(Problem details): Go through the entries one line at a time, and gather every line that has the word "screenshot".

(Items listed in a dataset):
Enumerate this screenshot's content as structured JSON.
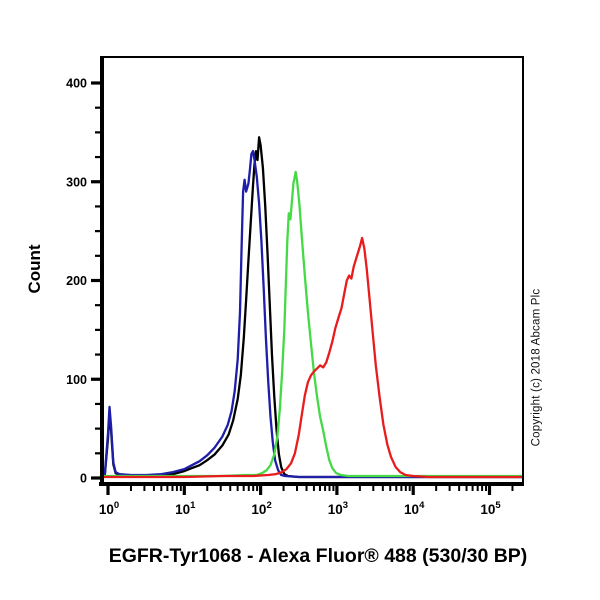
{
  "page": {
    "title": "EGFR-Tyr1068 - Alexa Fluor® 488 (530/30 BP)",
    "copyright": "Copyright (c) 2018 Abcam Plc"
  },
  "chart_data": {
    "type": "line",
    "subtype": "flow-cytometry-histogram",
    "title": "EGFR-Tyr1068 - Alexa Fluor® 488 (530/30 BP)",
    "xlabel": "",
    "ylabel": "Count",
    "x_scale": "log10",
    "xlim_log10": [
      -0.09,
      5.43
    ],
    "ylim": [
      0,
      425
    ],
    "grid": false,
    "legend": null,
    "x_major_ticks_log10": [
      0,
      1,
      2,
      3,
      4,
      5
    ],
    "x_tick_base": "10",
    "y_major_ticks": [
      0,
      100,
      200,
      300,
      400
    ],
    "y_minor_step": 25,
    "frame_color": "#000000",
    "series": [
      {
        "name": "black",
        "color": "#000000",
        "points_log10x_count": [
          [
            -0.09,
            2
          ],
          [
            -0.04,
            4
          ],
          [
            0.0,
            40
          ],
          [
            0.02,
            66
          ],
          [
            0.04,
            48
          ],
          [
            0.07,
            14
          ],
          [
            0.1,
            5
          ],
          [
            0.15,
            3
          ],
          [
            0.3,
            2
          ],
          [
            0.5,
            2
          ],
          [
            0.7,
            3
          ],
          [
            0.85,
            4
          ],
          [
            1.0,
            7
          ],
          [
            1.1,
            10
          ],
          [
            1.2,
            13
          ],
          [
            1.3,
            18
          ],
          [
            1.4,
            24
          ],
          [
            1.5,
            33
          ],
          [
            1.58,
            44
          ],
          [
            1.64,
            58
          ],
          [
            1.7,
            80
          ],
          [
            1.74,
            104
          ],
          [
            1.78,
            142
          ],
          [
            1.81,
            180
          ],
          [
            1.84,
            220
          ],
          [
            1.87,
            258
          ],
          [
            1.9,
            296
          ],
          [
            1.92,
            318
          ],
          [
            1.94,
            331
          ],
          [
            1.96,
            322
          ],
          [
            1.98,
            345
          ],
          [
            2.0,
            337
          ],
          [
            2.03,
            314
          ],
          [
            2.06,
            276
          ],
          [
            2.09,
            228
          ],
          [
            2.12,
            175
          ],
          [
            2.15,
            124
          ],
          [
            2.18,
            82
          ],
          [
            2.21,
            48
          ],
          [
            2.24,
            24
          ],
          [
            2.27,
            11
          ],
          [
            2.31,
            4
          ],
          [
            2.36,
            2
          ],
          [
            2.5,
            1
          ],
          [
            3.0,
            1
          ],
          [
            4.0,
            1
          ],
          [
            5.0,
            1
          ],
          [
            5.43,
            1
          ]
        ]
      },
      {
        "name": "blue",
        "color": "#1e1ea8",
        "points_log10x_count": [
          [
            -0.09,
            2
          ],
          [
            -0.04,
            5
          ],
          [
            0.0,
            45
          ],
          [
            0.02,
            72
          ],
          [
            0.04,
            52
          ],
          [
            0.07,
            16
          ],
          [
            0.1,
            6
          ],
          [
            0.15,
            4
          ],
          [
            0.3,
            3
          ],
          [
            0.5,
            3
          ],
          [
            0.7,
            4
          ],
          [
            0.85,
            6
          ],
          [
            1.0,
            9
          ],
          [
            1.1,
            13
          ],
          [
            1.2,
            17
          ],
          [
            1.3,
            23
          ],
          [
            1.4,
            31
          ],
          [
            1.5,
            42
          ],
          [
            1.57,
            54
          ],
          [
            1.62,
            68
          ],
          [
            1.66,
            88
          ],
          [
            1.7,
            120
          ],
          [
            1.73,
            168
          ],
          [
            1.75,
            230
          ],
          [
            1.77,
            290
          ],
          [
            1.79,
            302
          ],
          [
            1.81,
            290
          ],
          [
            1.84,
            298
          ],
          [
            1.86,
            312
          ],
          [
            1.88,
            328
          ],
          [
            1.9,
            331
          ],
          [
            1.92,
            322
          ],
          [
            1.95,
            305
          ],
          [
            1.98,
            278
          ],
          [
            2.01,
            240
          ],
          [
            2.04,
            192
          ],
          [
            2.07,
            142
          ],
          [
            2.1,
            98
          ],
          [
            2.13,
            62
          ],
          [
            2.16,
            36
          ],
          [
            2.19,
            18
          ],
          [
            2.23,
            8
          ],
          [
            2.27,
            3
          ],
          [
            2.32,
            2
          ],
          [
            2.5,
            1
          ],
          [
            3.5,
            1
          ],
          [
            5.43,
            1
          ]
        ]
      },
      {
        "name": "green",
        "color": "#46d946",
        "points_log10x_count": [
          [
            -0.09,
            2
          ],
          [
            0.5,
            2
          ],
          [
            1.0,
            2
          ],
          [
            1.5,
            2
          ],
          [
            1.8,
            3
          ],
          [
            1.95,
            3
          ],
          [
            2.02,
            5
          ],
          [
            2.08,
            8
          ],
          [
            2.13,
            13
          ],
          [
            2.18,
            24
          ],
          [
            2.22,
            42
          ],
          [
            2.25,
            68
          ],
          [
            2.28,
            105
          ],
          [
            2.31,
            150
          ],
          [
            2.33,
            195
          ],
          [
            2.35,
            240
          ],
          [
            2.37,
            268
          ],
          [
            2.39,
            262
          ],
          [
            2.41,
            280
          ],
          [
            2.43,
            298
          ],
          [
            2.46,
            310
          ],
          [
            2.48,
            300
          ],
          [
            2.51,
            276
          ],
          [
            2.54,
            244
          ],
          [
            2.58,
            204
          ],
          [
            2.62,
            168
          ],
          [
            2.66,
            136
          ],
          [
            2.7,
            106
          ],
          [
            2.74,
            82
          ],
          [
            2.78,
            62
          ],
          [
            2.82,
            48
          ],
          [
            2.86,
            32
          ],
          [
            2.9,
            18
          ],
          [
            2.94,
            10
          ],
          [
            2.99,
            5
          ],
          [
            3.05,
            3
          ],
          [
            3.15,
            2
          ],
          [
            3.5,
            2
          ],
          [
            4.0,
            2
          ],
          [
            4.5,
            2
          ],
          [
            5.0,
            2
          ],
          [
            5.43,
            2
          ]
        ]
      },
      {
        "name": "red",
        "color": "#e81c1c",
        "points_log10x_count": [
          [
            -0.09,
            1
          ],
          [
            0.5,
            1
          ],
          [
            1.0,
            1
          ],
          [
            1.5,
            2
          ],
          [
            1.9,
            2
          ],
          [
            2.1,
            3
          ],
          [
            2.2,
            4
          ],
          [
            2.28,
            6
          ],
          [
            2.34,
            9
          ],
          [
            2.4,
            15
          ],
          [
            2.45,
            25
          ],
          [
            2.5,
            44
          ],
          [
            2.54,
            64
          ],
          [
            2.58,
            84
          ],
          [
            2.62,
            97
          ],
          [
            2.66,
            104
          ],
          [
            2.7,
            108
          ],
          [
            2.74,
            111
          ],
          [
            2.78,
            114
          ],
          [
            2.82,
            112
          ],
          [
            2.86,
            117
          ],
          [
            2.9,
            127
          ],
          [
            2.94,
            138
          ],
          [
            2.98,
            152
          ],
          [
            3.02,
            162
          ],
          [
            3.06,
            172
          ],
          [
            3.1,
            188
          ],
          [
            3.13,
            200
          ],
          [
            3.16,
            205
          ],
          [
            3.19,
            202
          ],
          [
            3.22,
            214
          ],
          [
            3.26,
            224
          ],
          [
            3.3,
            234
          ],
          [
            3.33,
            243
          ],
          [
            3.36,
            232
          ],
          [
            3.39,
            212
          ],
          [
            3.43,
            180
          ],
          [
            3.47,
            146
          ],
          [
            3.51,
            114
          ],
          [
            3.56,
            82
          ],
          [
            3.61,
            54
          ],
          [
            3.66,
            34
          ],
          [
            3.71,
            21
          ],
          [
            3.77,
            11
          ],
          [
            3.83,
            6
          ],
          [
            3.9,
            3
          ],
          [
            4.0,
            2
          ],
          [
            4.2,
            1
          ],
          [
            4.6,
            1
          ],
          [
            5.0,
            1
          ],
          [
            5.43,
            1
          ]
        ]
      }
    ]
  }
}
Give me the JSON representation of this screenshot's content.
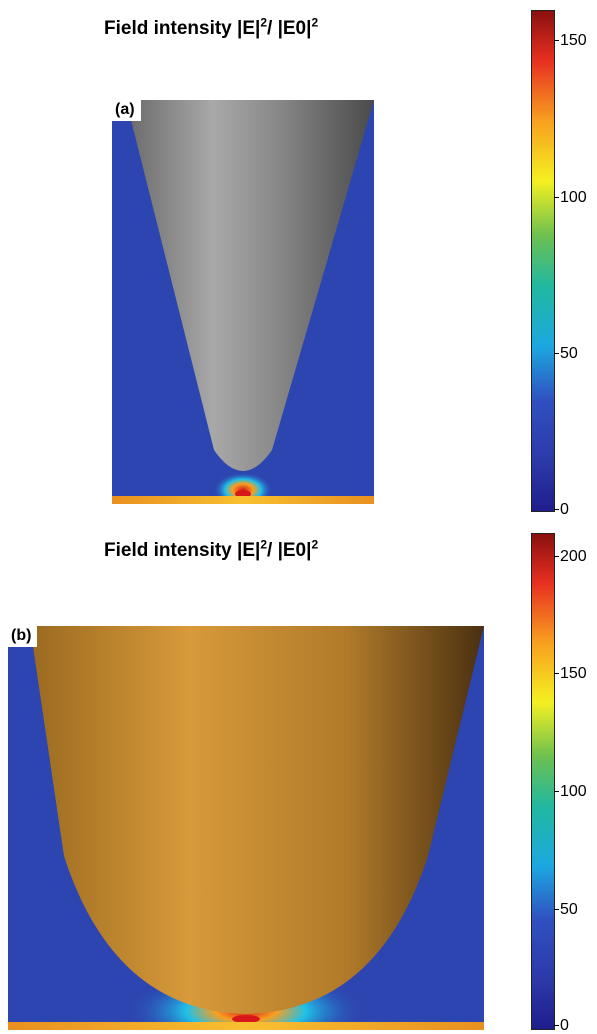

(Task response):
Enumerate this screenshot's content as structured JSON.
Give me the JSON representation of this screenshot's content.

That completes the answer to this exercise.